Copy out every record below with complete accuracy.

==================================================

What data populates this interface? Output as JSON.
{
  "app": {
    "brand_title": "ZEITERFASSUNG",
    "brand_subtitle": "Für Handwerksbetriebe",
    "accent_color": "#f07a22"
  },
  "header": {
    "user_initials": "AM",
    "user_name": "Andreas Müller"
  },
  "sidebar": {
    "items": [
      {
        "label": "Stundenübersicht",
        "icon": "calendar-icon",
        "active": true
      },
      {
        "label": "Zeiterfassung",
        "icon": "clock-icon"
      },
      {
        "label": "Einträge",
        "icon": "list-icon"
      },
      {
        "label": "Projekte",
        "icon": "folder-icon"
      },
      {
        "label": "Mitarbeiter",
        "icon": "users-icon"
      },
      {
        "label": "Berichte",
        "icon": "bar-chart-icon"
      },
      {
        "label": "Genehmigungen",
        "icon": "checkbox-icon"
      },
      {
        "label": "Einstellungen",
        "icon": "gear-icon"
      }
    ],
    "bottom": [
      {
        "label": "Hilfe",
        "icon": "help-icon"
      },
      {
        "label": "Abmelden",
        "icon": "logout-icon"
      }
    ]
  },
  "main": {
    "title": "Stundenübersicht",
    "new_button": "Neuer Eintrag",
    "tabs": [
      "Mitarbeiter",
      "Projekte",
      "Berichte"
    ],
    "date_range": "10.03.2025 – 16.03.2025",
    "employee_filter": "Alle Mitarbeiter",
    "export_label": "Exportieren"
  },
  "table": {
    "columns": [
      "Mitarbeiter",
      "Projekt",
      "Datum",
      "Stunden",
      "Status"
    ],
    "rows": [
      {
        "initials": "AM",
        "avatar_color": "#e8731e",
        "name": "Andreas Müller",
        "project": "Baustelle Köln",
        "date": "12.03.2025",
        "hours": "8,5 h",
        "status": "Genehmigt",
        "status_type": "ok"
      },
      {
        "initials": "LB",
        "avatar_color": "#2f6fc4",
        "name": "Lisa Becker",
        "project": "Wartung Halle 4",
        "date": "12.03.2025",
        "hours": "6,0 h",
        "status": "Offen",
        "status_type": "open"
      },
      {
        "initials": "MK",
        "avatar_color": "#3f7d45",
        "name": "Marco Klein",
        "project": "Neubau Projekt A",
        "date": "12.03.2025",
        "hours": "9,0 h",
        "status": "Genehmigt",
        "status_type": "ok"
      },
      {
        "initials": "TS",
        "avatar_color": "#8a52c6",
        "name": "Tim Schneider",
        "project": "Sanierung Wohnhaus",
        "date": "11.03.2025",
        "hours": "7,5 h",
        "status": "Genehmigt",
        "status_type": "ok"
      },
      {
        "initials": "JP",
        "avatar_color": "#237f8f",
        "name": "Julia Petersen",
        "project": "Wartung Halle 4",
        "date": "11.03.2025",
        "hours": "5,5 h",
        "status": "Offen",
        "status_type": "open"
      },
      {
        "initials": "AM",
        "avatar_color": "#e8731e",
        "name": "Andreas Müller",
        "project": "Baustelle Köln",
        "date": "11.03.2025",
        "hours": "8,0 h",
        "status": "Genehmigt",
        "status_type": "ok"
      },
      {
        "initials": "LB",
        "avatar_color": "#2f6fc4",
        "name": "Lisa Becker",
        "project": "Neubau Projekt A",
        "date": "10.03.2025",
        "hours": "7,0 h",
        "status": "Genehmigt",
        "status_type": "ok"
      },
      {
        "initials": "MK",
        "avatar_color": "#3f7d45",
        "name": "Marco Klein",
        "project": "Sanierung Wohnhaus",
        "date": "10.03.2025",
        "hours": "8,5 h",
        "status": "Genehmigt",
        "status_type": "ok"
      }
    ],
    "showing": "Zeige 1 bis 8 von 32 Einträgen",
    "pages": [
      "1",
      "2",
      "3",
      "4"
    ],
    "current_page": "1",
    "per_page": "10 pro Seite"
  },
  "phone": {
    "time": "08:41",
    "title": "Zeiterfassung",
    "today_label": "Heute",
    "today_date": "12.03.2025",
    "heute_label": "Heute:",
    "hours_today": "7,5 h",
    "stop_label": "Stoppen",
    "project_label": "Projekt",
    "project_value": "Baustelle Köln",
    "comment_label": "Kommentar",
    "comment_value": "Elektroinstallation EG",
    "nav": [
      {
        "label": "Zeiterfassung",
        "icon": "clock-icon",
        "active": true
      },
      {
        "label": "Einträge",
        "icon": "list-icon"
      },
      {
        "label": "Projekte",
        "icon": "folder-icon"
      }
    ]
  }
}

==================================================

Exercise output:
What data populates this interface? Output as JSON.
{
  "app": {
    "brand_title": "ZEITERFASSUNG",
    "brand_subtitle": "Für Handwerksbetriebe",
    "accent_color": "#f07a22"
  },
  "header": {
    "user_initials": "AM",
    "user_name": "Andreas Müller"
  },
  "sidebar": {
    "items": [
      {
        "label": "Stundenübersicht",
        "icon": "calendar-icon",
        "active": true
      },
      {
        "label": "Zeiterfassung",
        "icon": "clock-icon"
      },
      {
        "label": "Einträge",
        "icon": "list-icon"
      },
      {
        "label": "Projekte",
        "icon": "folder-icon"
      },
      {
        "label": "Mitarbeiter",
        "icon": "users-icon"
      },
      {
        "label": "Berichte",
        "icon": "bar-chart-icon"
      },
      {
        "label": "Genehmigungen",
        "icon": "checkbox-icon"
      },
      {
        "label": "Einstellungen",
        "icon": "gear-icon"
      }
    ],
    "bottom": [
      {
        "label": "Hilfe",
        "icon": "help-icon"
      },
      {
        "label": "Abmelden",
        "icon": "logout-icon"
      }
    ]
  },
  "main": {
    "title": "Stundenübersicht",
    "new_button": "Neuer Eintrag",
    "tabs": [
      "Mitarbeiter",
      "Projekte",
      "Berichte"
    ],
    "date_range": "10.03.2025 – 16.03.2025",
    "employee_filter": "Alle Mitarbeiter",
    "export_label": "Exportieren"
  },
  "table": {
    "columns": [
      "Mitarbeiter",
      "Projekt",
      "Datum",
      "Stunden",
      "Status"
    ],
    "rows": [
      {
        "initials": "AM",
        "avatar_color": "#e8731e",
        "name": "Andreas Müller",
        "project": "Baustelle Köln",
        "date": "12.03.2025",
        "hours": "8,5 h",
        "status": "Genehmigt",
        "status_type": "ok"
      },
      {
        "initials": "LB",
        "avatar_color": "#2f6fc4",
        "name": "Lisa Becker",
        "project": "Wartung Halle 4",
        "date": "12.03.2025",
        "hours": "6,0 h",
        "status": "Offen",
        "status_type": "open"
      },
      {
        "initials": "MK",
        "avatar_color": "#3f7d45",
        "name": "Marco Klein",
        "project": "Neubau Projekt A",
        "date": "12.03.2025",
        "hours": "9,0 h",
        "status": "Genehmigt",
        "status_type": "ok"
      },
      {
        "initials": "TS",
        "avatar_color": "#8a52c6",
        "name": "Tim Schneider",
        "project": "Sanierung Wohnhaus",
        "date": "11.03.2025",
        "hours": "7,5 h",
        "status": "Genehmigt",
        "status_type": "ok"
      },
      {
        "initials": "JP",
        "avatar_color": "#237f8f",
        "name": "Julia Petersen",
        "project": "Wartung Halle 4",
        "date": "11.03.2025",
        "hours": "5,5 h",
        "status": "Offen",
        "status_type": "open"
      },
      {
        "initials": "AM",
        "avatar_color": "#e8731e",
        "name": "Andreas Müller",
        "project": "Baustelle Köln",
        "date": "11.03.2025",
        "hours": "8,0 h",
        "status": "Genehmigt",
        "status_type": "ok"
      },
      {
        "initials": "LB",
        "avatar_color": "#2f6fc4",
        "name": "Lisa Becker",
        "project": "Neubau Projekt A",
        "date": "10.03.2025",
        "hours": "7,0 h",
        "status": "Genehmigt",
        "status_type": "ok"
      },
      {
        "initials": "MK",
        "avatar_color": "#3f7d45",
        "name": "Marco Klein",
        "project": "Sanierung Wohnhaus",
        "date": "10.03.2025",
        "hours": "8,5 h",
        "status": "Genehmigt",
        "status_type": "ok"
      }
    ],
    "showing": "Zeige 1 bis 8 von 32 Einträgen",
    "pages": [
      "1",
      "2",
      "3",
      "4"
    ],
    "current_page": "1",
    "per_page": "10 pro Seite"
  },
  "phone": {
    "time": "08:41",
    "title": "Zeiterfassung",
    "today_label": "Heute",
    "today_date": "12.03.2025",
    "heute_label": "Heute:",
    "hours_today": "7,5 h",
    "stop_label": "Stoppen",
    "project_label": "Projekt",
    "project_value": "Baustelle Köln",
    "comment_label": "Kommentar",
    "comment_value": "Elektroinstallation EG",
    "nav": [
      {
        "label": "Zeiterfassung",
        "icon": "clock-icon",
        "active": true
      },
      {
        "label": "Einträge",
        "icon": "list-icon"
      },
      {
        "label": "Projekte",
        "icon": "folder-icon"
      }
    ]
  }
}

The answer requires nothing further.